■ Data entries:
►
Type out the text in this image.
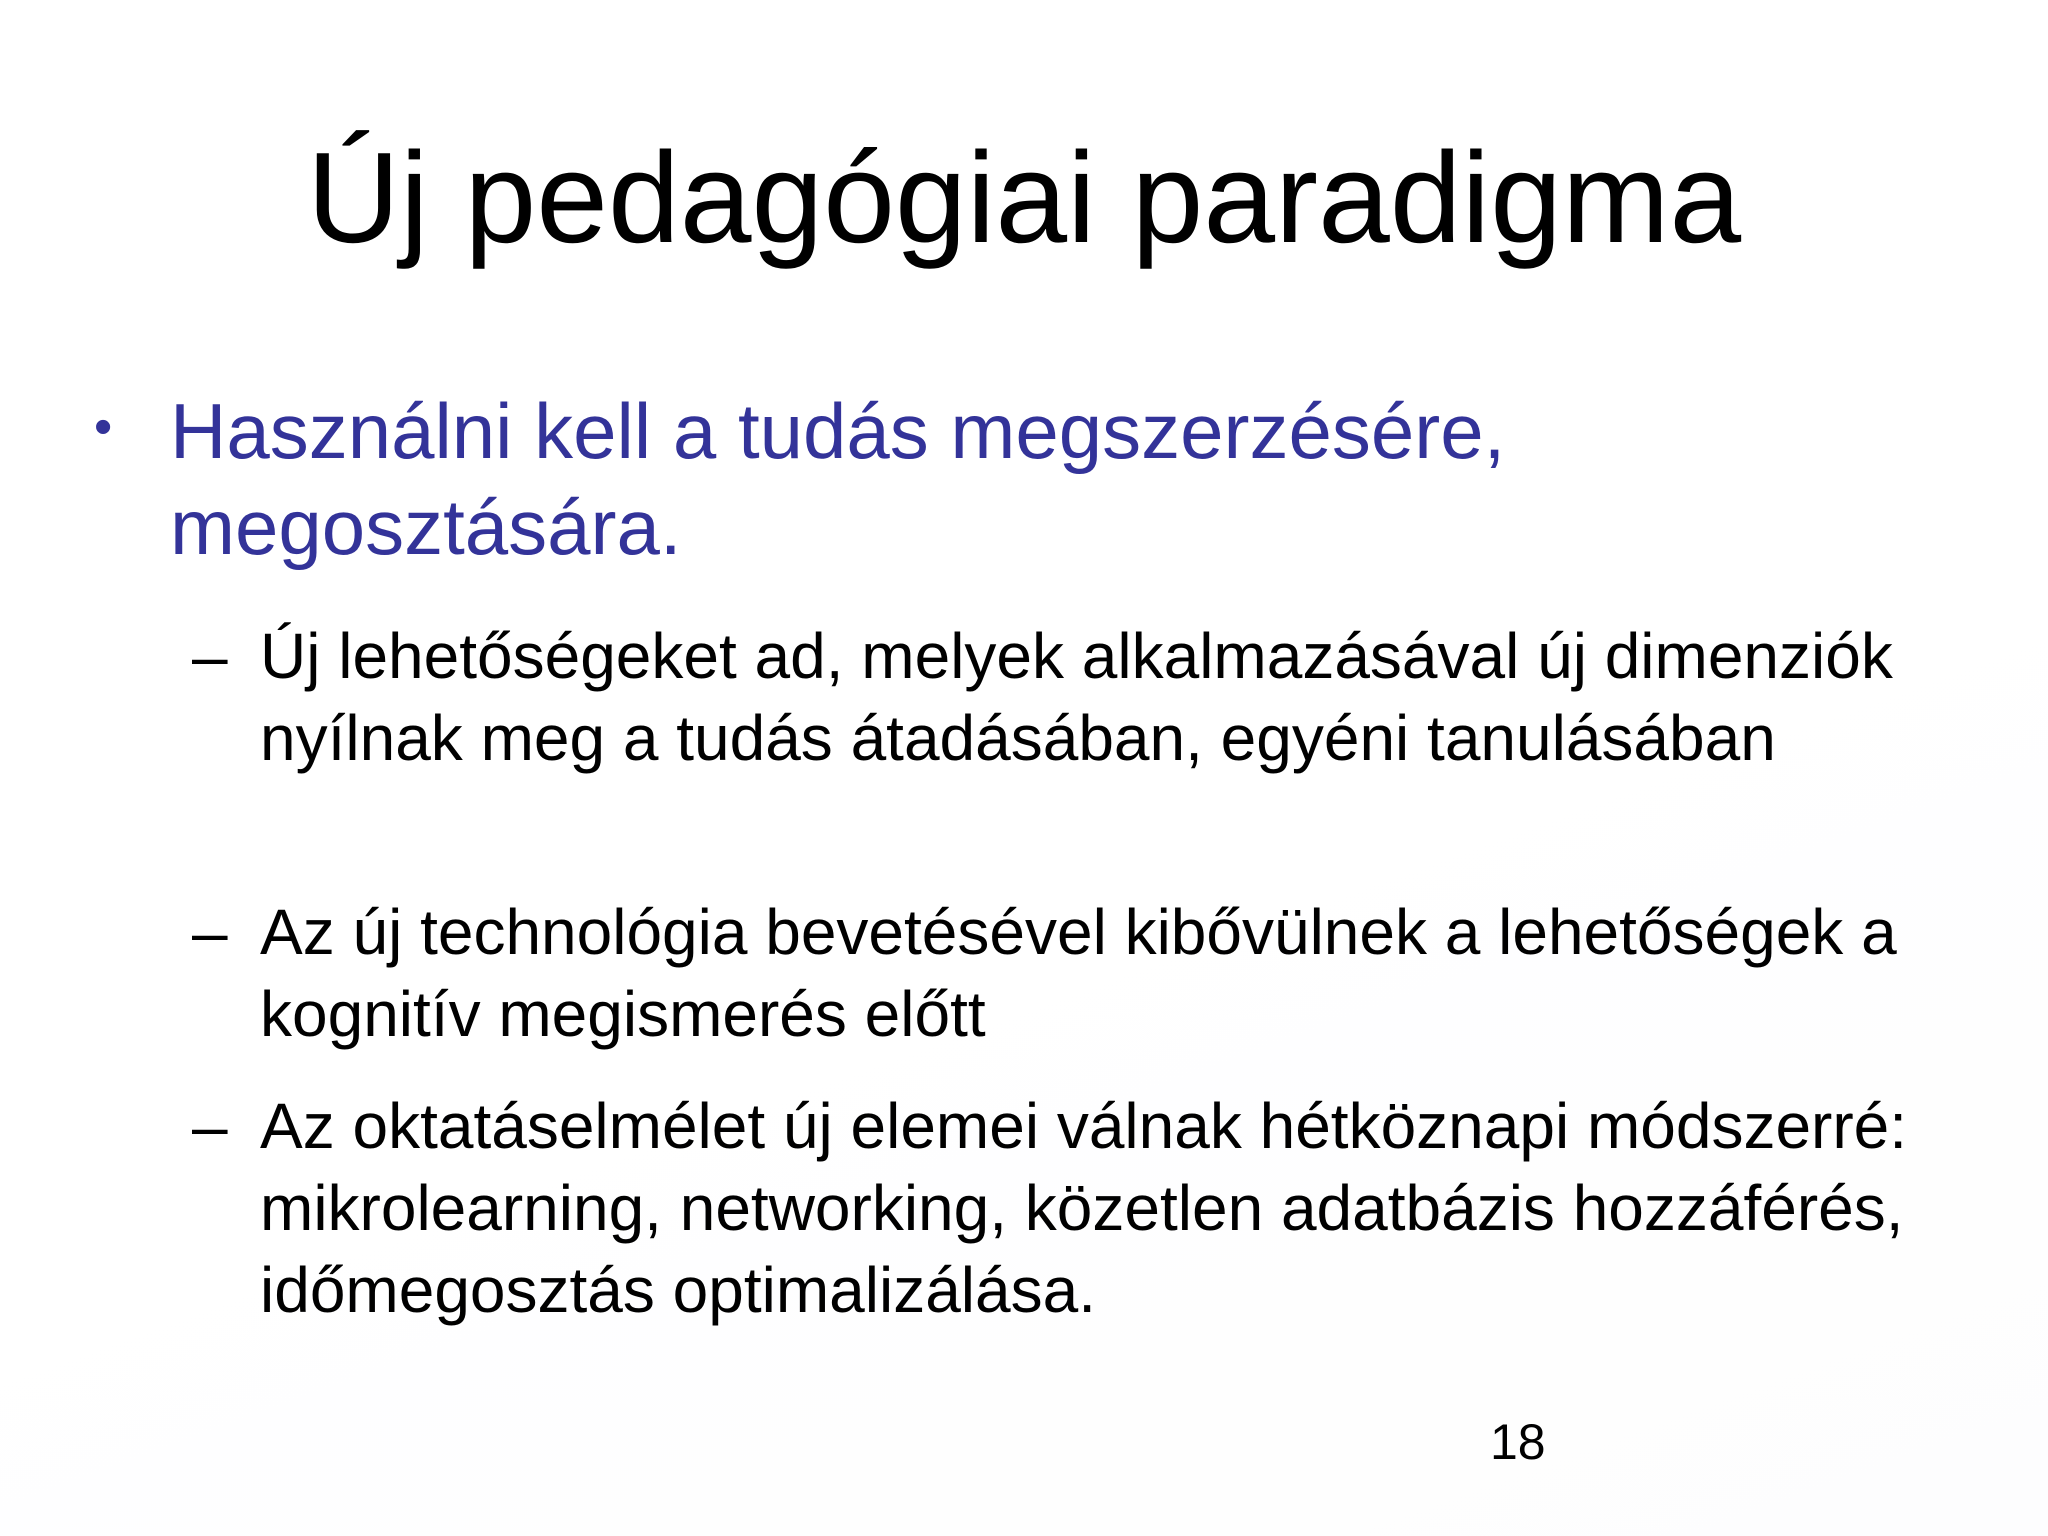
Új pedagógiai paradigma
• Használni kell a tudás megszerzésére, megosztására.
– Új lehetőségeket ad, melyek alkalmazásával új dimenziók nyílnak meg a tudás átadásában, egyéni tanulásában
– Az új technológia bevetésével kibővülnek a lehetőségek a kognitív megismerés előtt
– Az oktatáselmélet új elemei válnak hétköznapi módszerré: mikrolearning, networking, közetlen adatbázis hozzáférés, időmegosztás optimalizálása.
18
◄
■ What you have to do: All of the entries need to be transcribed word for word; pictures are left out.

■ Completed exercise:
Type out the text in this image.
Új pedagógiai paradigma
• Használni kell a tudás megszerzésére, megosztására.
– Új lehetőségeket ad, melyek alkalmazásával új dimenziók nyílnak meg a tudás átadásában, egyéni tanulásában
– Az új technológia bevetésével kibővülnek a lehetőségek a kognitív megismerés előtt
– Az oktatáselmélet új elemei válnak hétköznapi módszerré: mikrolearning, networking, közetlen adatbázis hozzáférés, időmegosztás optimalizálása.
18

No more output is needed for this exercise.